:: What the task asks ::
Look below and pull out each line with the word "name".
-- Start --
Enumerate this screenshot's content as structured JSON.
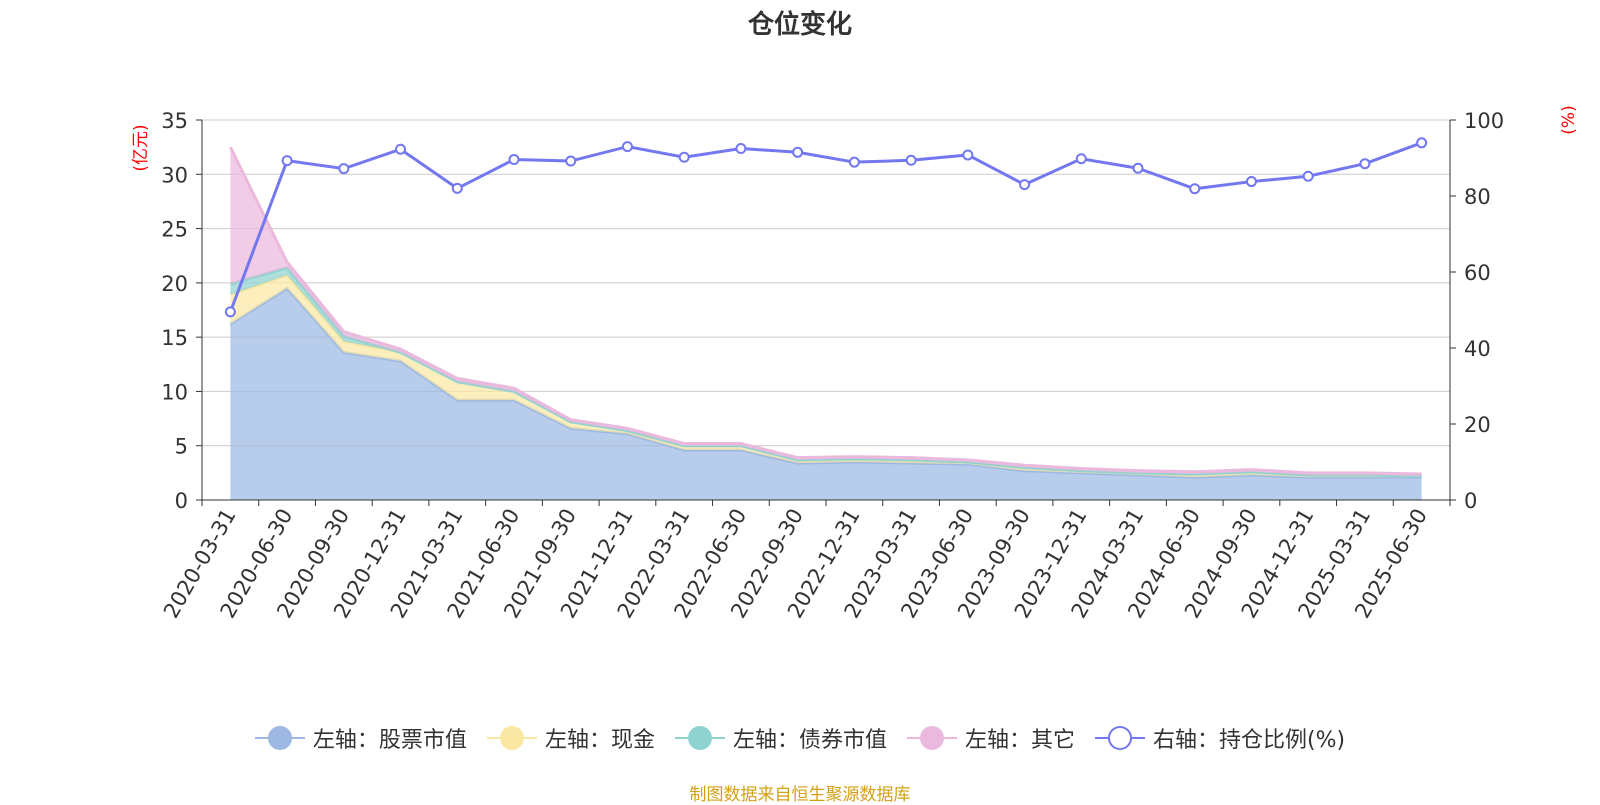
{
  "title": "仓位变化",
  "source_note": "制图数据来自恒生聚源数据库",
  "colors": {
    "stock": "#9db9e3",
    "cash": "#fbe7a4",
    "bond": "#8fd3d1",
    "other": "#eab9dd",
    "ratio": "#7377f0",
    "axis_unit": "#ff0000",
    "grid": "#cccccc",
    "axis": "#333333"
  },
  "legend": [
    {
      "label": "左轴：股票市值",
      "key": "stock",
      "marker": "filled-circle"
    },
    {
      "label": "左轴：现金",
      "key": "cash",
      "marker": "filled-circle"
    },
    {
      "label": "左轴：债券市值",
      "key": "bond",
      "marker": "filled-circle"
    },
    {
      "label": "左轴：其它",
      "key": "other",
      "marker": "filled-circle"
    },
    {
      "label": "右轴：持仓比例(%)",
      "key": "ratio",
      "marker": "hollow-circle"
    }
  ],
  "chart_data": {
    "type": "area",
    "title": "仓位变化",
    "y_left_label": "(亿元)",
    "y_right_label": "(%)",
    "y_left_lim": [
      0,
      35
    ],
    "y_left_ticks": [
      0,
      5,
      10,
      15,
      20,
      25,
      30,
      35
    ],
    "y_right_lim": [
      0,
      100
    ],
    "y_right_ticks": [
      0,
      20,
      40,
      60,
      80,
      100
    ],
    "grid": true,
    "legend_position": "bottom",
    "stacked": true,
    "categories": [
      "2020-03-31",
      "2020-06-30",
      "2020-09-30",
      "2020-12-31",
      "2021-03-31",
      "2021-06-30",
      "2021-09-30",
      "2021-12-31",
      "2022-03-31",
      "2022-06-30",
      "2022-09-30",
      "2022-12-31",
      "2023-03-31",
      "2023-06-30",
      "2023-09-30",
      "2023-12-31",
      "2024-03-31",
      "2024-06-30",
      "2024-09-30",
      "2024-12-31",
      "2025-03-31",
      "2025-06-30"
    ],
    "series": [
      {
        "name": "左轴：股票市值",
        "key": "stock",
        "axis": "left",
        "values": [
          16.2,
          19.5,
          13.6,
          12.8,
          9.2,
          9.2,
          6.6,
          6.1,
          4.6,
          4.6,
          3.4,
          3.5,
          3.4,
          3.3,
          2.7,
          2.5,
          2.3,
          2.1,
          2.3,
          2.1,
          2.1,
          2.1
        ]
      },
      {
        "name": "左轴：现金",
        "key": "cash",
        "axis": "left",
        "values": [
          2.7,
          1.2,
          1.0,
          0.8,
          1.7,
          0.8,
          0.6,
          0.3,
          0.4,
          0.4,
          0.3,
          0.3,
          0.3,
          0.2,
          0.3,
          0.2,
          0.2,
          0.3,
          0.3,
          0.2,
          0.2,
          0.1
        ]
      },
      {
        "name": "左轴：债券市值",
        "key": "bond",
        "axis": "left",
        "values": [
          1.0,
          0.7,
          0.5,
          0.0,
          0.0,
          0.0,
          0.0,
          0.0,
          0.0,
          0.0,
          0.0,
          0.0,
          0.0,
          0.0,
          0.0,
          0.0,
          0.0,
          0.0,
          0.0,
          0.0,
          0.0,
          0.0
        ]
      },
      {
        "name": "左轴：其它",
        "key": "other",
        "axis": "left",
        "values": [
          12.6,
          0.5,
          0.4,
          0.3,
          0.3,
          0.3,
          0.2,
          0.2,
          0.2,
          0.2,
          0.2,
          0.2,
          0.2,
          0.2,
          0.2,
          0.2,
          0.2,
          0.2,
          0.2,
          0.2,
          0.2,
          0.2
        ]
      },
      {
        "name": "右轴：持仓比例(%)",
        "key": "ratio",
        "axis": "right",
        "type": "line",
        "values": [
          49.5,
          89.3,
          87.2,
          92.3,
          82.0,
          89.6,
          89.2,
          93.0,
          90.2,
          92.5,
          91.5,
          88.9,
          89.4,
          90.8,
          83.0,
          89.8,
          87.3,
          81.9,
          83.8,
          85.2,
          88.5,
          94.0
        ]
      }
    ]
  }
}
-- End --
:: Written solution ::
        "name": "左轴：股票市值",
        "name": "左轴：现金",
        "name": "左轴：债券市值",
        "name": "左轴：其它",
        "name": "右轴：持仓比例(%)",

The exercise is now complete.